[Entries with figure data]
╔══

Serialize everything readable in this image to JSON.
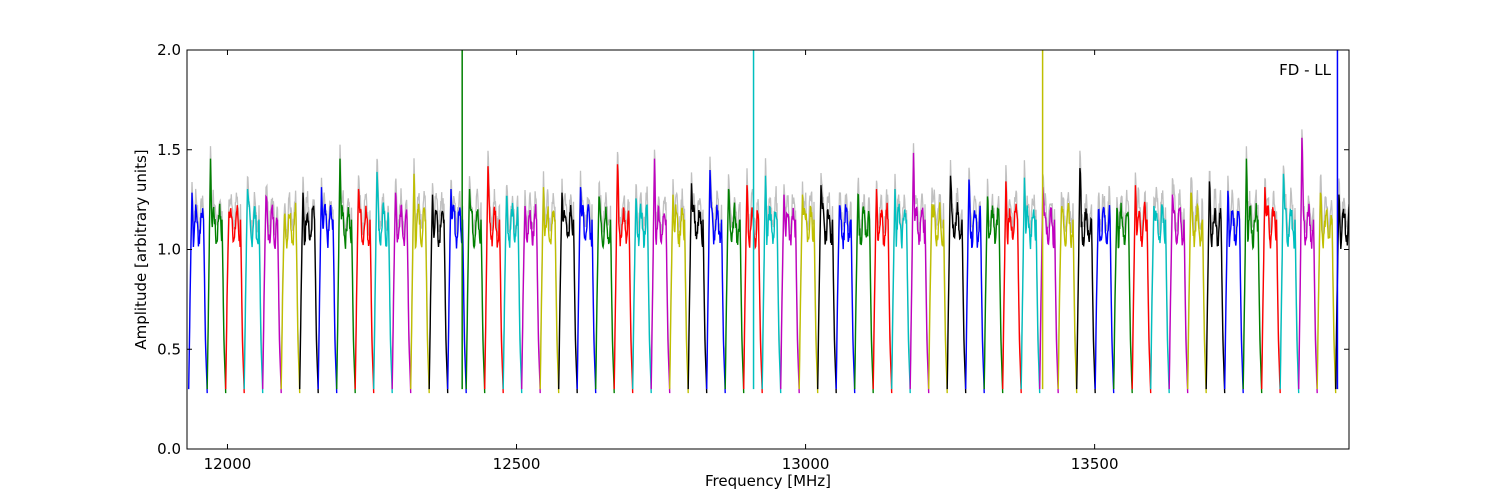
{
  "chart_data": {
    "type": "line",
    "title": "",
    "annotation": "FD - LL",
    "xlabel": "Frequency [MHz]",
    "ylabel": "Amplitude [arbitrary units]",
    "xlim": [
      11930,
      13940
    ],
    "ylim": [
      0.0,
      2.0
    ],
    "x_ticks": [
      12000,
      12500,
      13000,
      13500
    ],
    "x_tick_labels": [
      "12000",
      "12500",
      "13000",
      "13500"
    ],
    "y_ticks": [
      0.0,
      0.5,
      1.0,
      1.5,
      2.0
    ],
    "y_tick_labels": [
      "0.0",
      "0.5",
      "1.0",
      "1.5",
      "2.0"
    ],
    "grid": false,
    "legend": "none",
    "channel_width_mhz": 32,
    "channel_start_mhz": 11933,
    "channel_count": 63,
    "color_cycle": [
      "#0000ff",
      "#008000",
      "#ff0000",
      "#00bfbf",
      "#bf00bf",
      "#bfbf00",
      "#000000"
    ],
    "background_series_color": "#c0c0c0",
    "series_peaks": [
      1.31,
      1.49,
      1.21,
      1.33,
      1.29,
      1.19,
      1.31,
      1.34,
      1.49,
      1.33,
      1.42,
      1.31,
      1.41,
      1.3,
      1.33,
      1.33,
      1.45,
      1.29,
      1.24,
      1.34,
      1.31,
      1.34,
      1.29,
      1.46,
      1.28,
      1.49,
      1.3,
      1.36,
      1.43,
      1.33,
      1.35,
      1.4,
      1.3,
      1.3,
      1.35,
      1.24,
      1.3,
      1.33,
      1.33,
      1.52,
      1.25,
      1.4,
      1.38,
      1.29,
      1.37,
      1.39,
      1.34,
      1.22,
      1.44,
      1.22,
      1.23,
      1.35,
      1.24,
      1.3,
      1.31,
      1.37,
      1.32,
      1.49,
      1.34,
      1.41,
      1.6,
      1.31,
      1.3
    ],
    "spikes": [
      {
        "x": 12406,
        "y": 2.0,
        "color": "#008000"
      },
      {
        "x": 12910,
        "y": 2.0,
        "color": "#00bfbf"
      },
      {
        "x": 13410,
        "y": 2.0,
        "color": "#bfbf00"
      },
      {
        "x": 13920,
        "y": 2.0,
        "color": "#0000ff"
      }
    ]
  }
}
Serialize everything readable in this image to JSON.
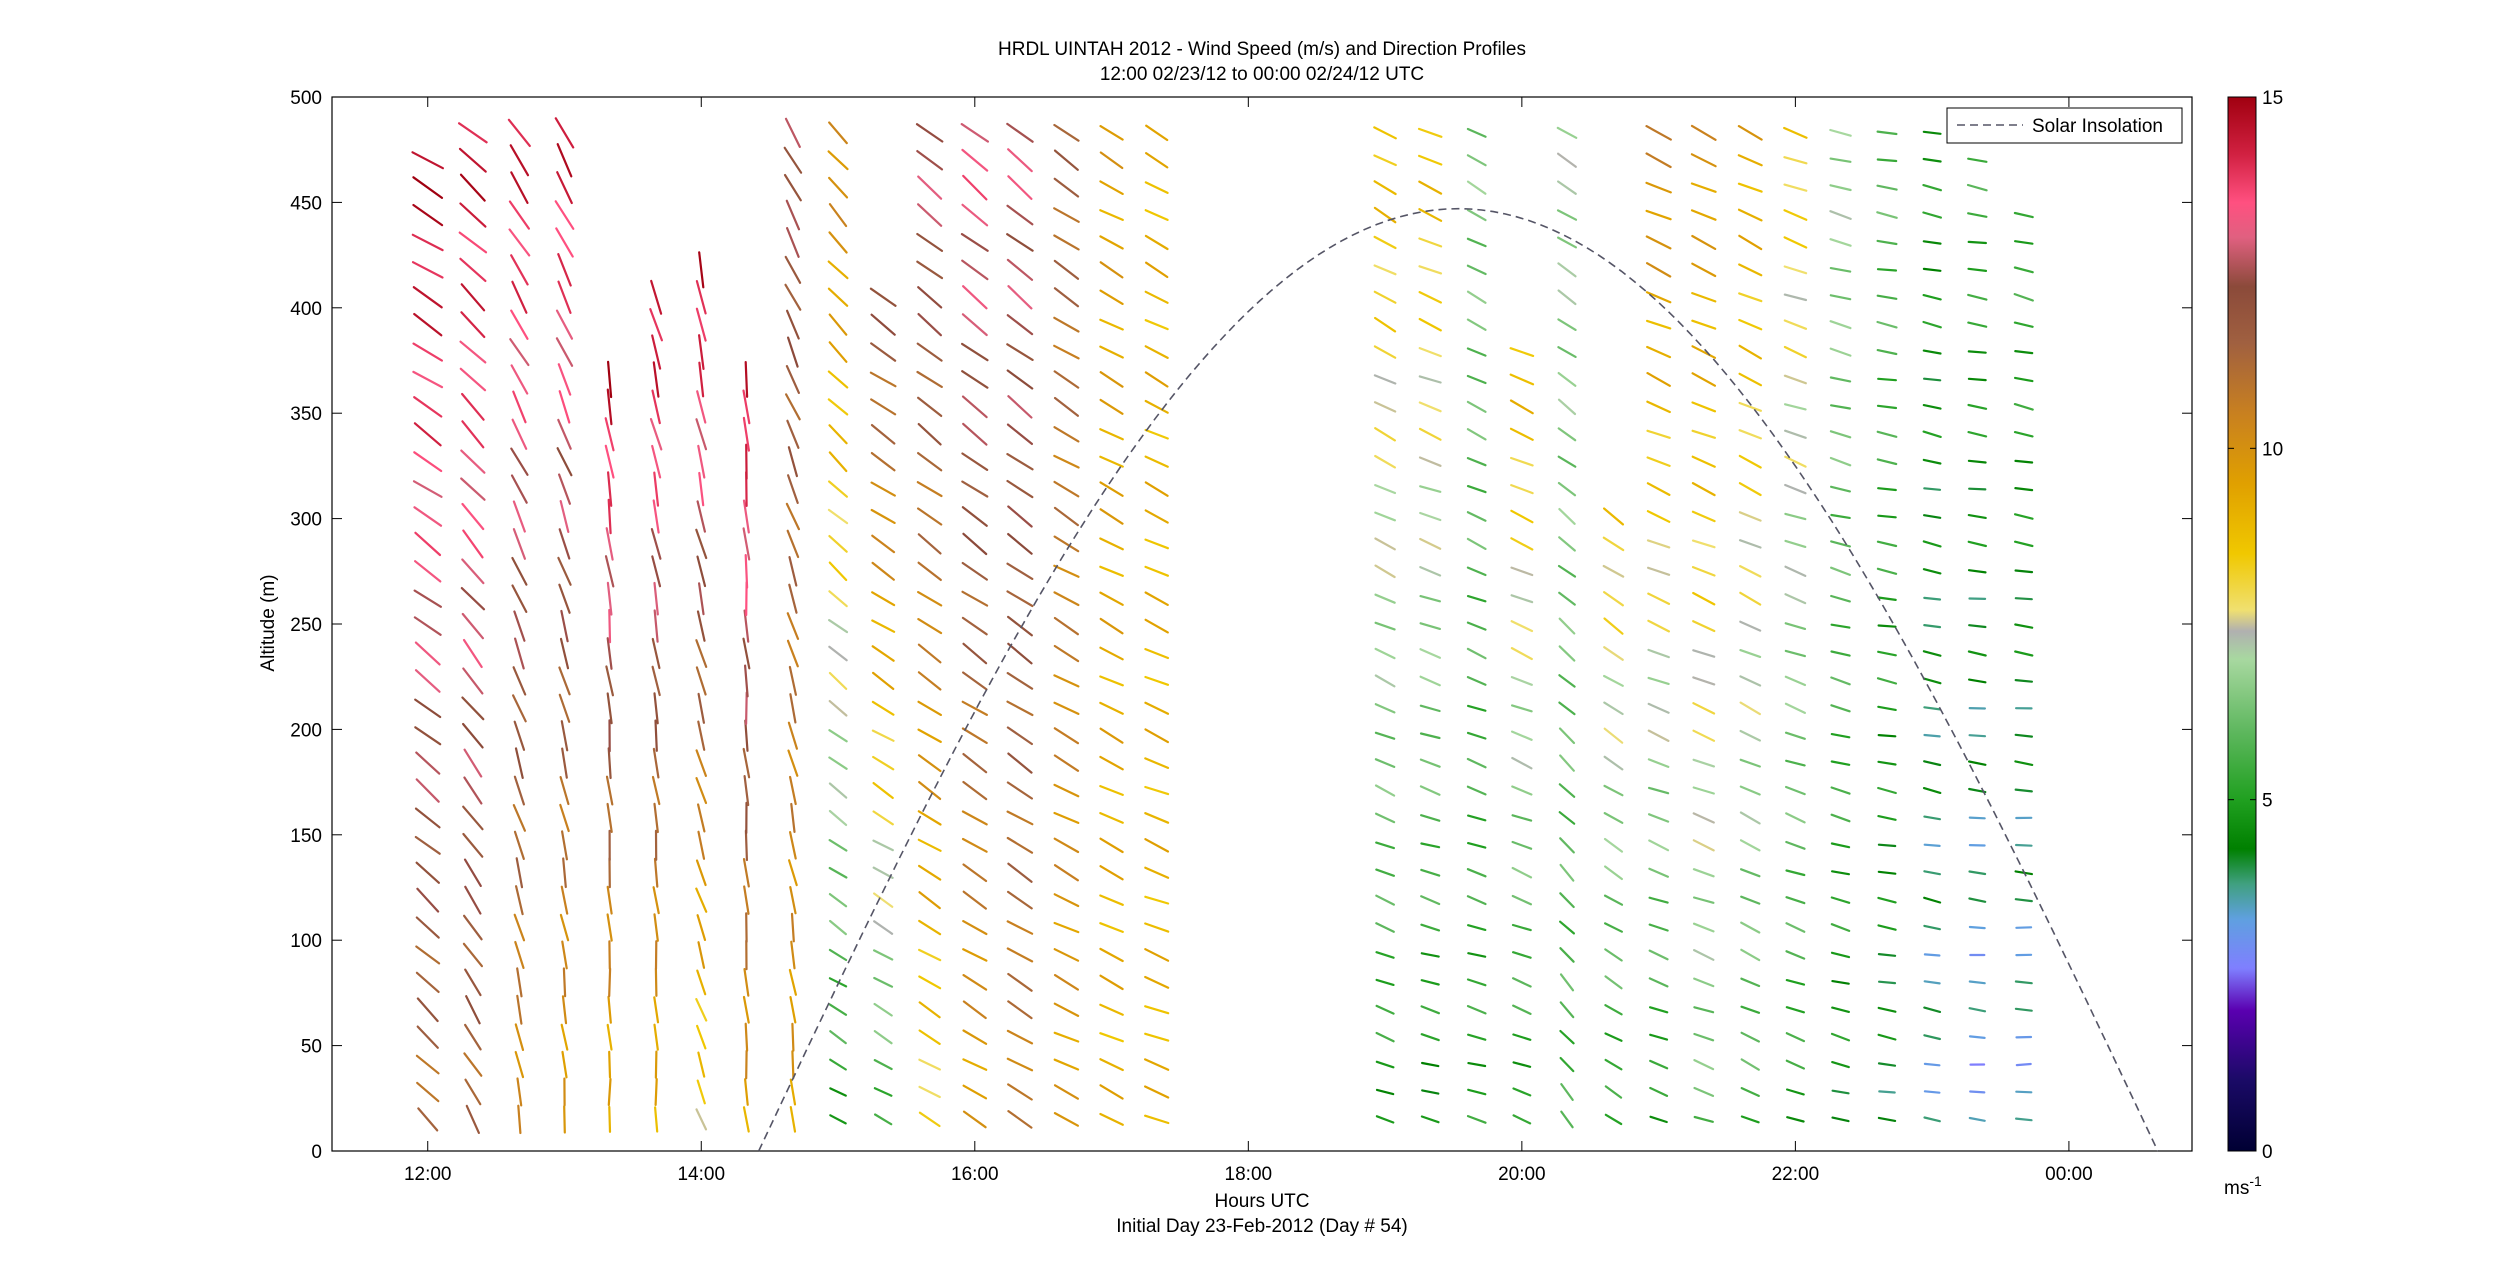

╚══

Copy out all of the data word for word. Do not carry over any picture.

■ Output for this exercise ■
Serialize everything readable in this image to JSON.
{
  "chart_data": {
    "type": "line",
    "title": "",
    "annotation": "FD - LL",
    "xlabel": "Frequency [MHz]",
    "ylabel": "Amplitude [arbitrary units]",
    "xlim": [
      11930,
      13940
    ],
    "ylim": [
      0.0,
      2.0
    ],
    "x_ticks": [
      12000,
      12500,
      13000,
      13500
    ],
    "x_tick_labels": [
      "12000",
      "12500",
      "13000",
      "13500"
    ],
    "y_ticks": [
      0.0,
      0.5,
      1.0,
      1.5,
      2.0
    ],
    "y_tick_labels": [
      "0.0",
      "0.5",
      "1.0",
      "1.5",
      "2.0"
    ],
    "grid": false,
    "legend": "none",
    "channel_width_mhz": 32,
    "channel_start_mhz": 11933,
    "channel_count": 63,
    "color_cycle": [
      "#0000ff",
      "#008000",
      "#ff0000",
      "#00bfbf",
      "#bf00bf",
      "#bfbf00",
      "#000000"
    ],
    "background_series_color": "#c0c0c0",
    "series_peaks": [
      1.31,
      1.49,
      1.21,
      1.33,
      1.29,
      1.19,
      1.31,
      1.34,
      1.49,
      1.33,
      1.42,
      1.31,
      1.41,
      1.3,
      1.33,
      1.33,
      1.45,
      1.29,
      1.24,
      1.34,
      1.31,
      1.34,
      1.29,
      1.46,
      1.28,
      1.49,
      1.3,
      1.36,
      1.43,
      1.33,
      1.35,
      1.4,
      1.3,
      1.3,
      1.35,
      1.24,
      1.3,
      1.33,
      1.33,
      1.52,
      1.25,
      1.4,
      1.38,
      1.29,
      1.37,
      1.39,
      1.34,
      1.22,
      1.44,
      1.22,
      1.23,
      1.35,
      1.24,
      1.3,
      1.31,
      1.37,
      1.32,
      1.49,
      1.34,
      1.41,
      1.6,
      1.31,
      1.3
    ],
    "spikes": [
      {
        "x": 12406,
        "y": 2.0,
        "color": "#008000"
      },
      {
        "x": 12910,
        "y": 2.0,
        "color": "#00bfbf"
      },
      {
        "x": 13410,
        "y": 2.0,
        "color": "#bfbf00"
      },
      {
        "x": 13920,
        "y": 2.0,
        "color": "#0000ff"
      }
    ]
  }
}
Serialize everything readable in this image to JSON.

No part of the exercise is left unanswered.